(Data shown):
>> Begin
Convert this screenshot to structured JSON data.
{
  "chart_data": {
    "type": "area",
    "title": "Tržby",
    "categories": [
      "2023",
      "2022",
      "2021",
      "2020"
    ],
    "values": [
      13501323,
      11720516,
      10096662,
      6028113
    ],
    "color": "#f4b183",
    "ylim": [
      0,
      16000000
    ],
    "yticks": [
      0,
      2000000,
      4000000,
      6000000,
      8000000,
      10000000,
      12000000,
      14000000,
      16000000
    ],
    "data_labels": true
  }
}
>> End
(What is expected): Every record above should be copied exactly.

(Answer to this problem):
Convert this screenshot to structured JSON data.
{
  "chart_data": {
    "type": "area",
    "title": "Tržby",
    "categories": [
      "2023",
      "2022",
      "2021",
      "2020"
    ],
    "values": [
      13501323,
      11720516,
      10096662,
      6028113
    ],
    "color": "#f4b183",
    "ylim": [
      0,
      16000000
    ],
    "yticks": [
      0,
      2000000,
      4000000,
      6000000,
      8000000,
      10000000,
      12000000,
      14000000,
      16000000
    ],
    "data_labels": true
  }
}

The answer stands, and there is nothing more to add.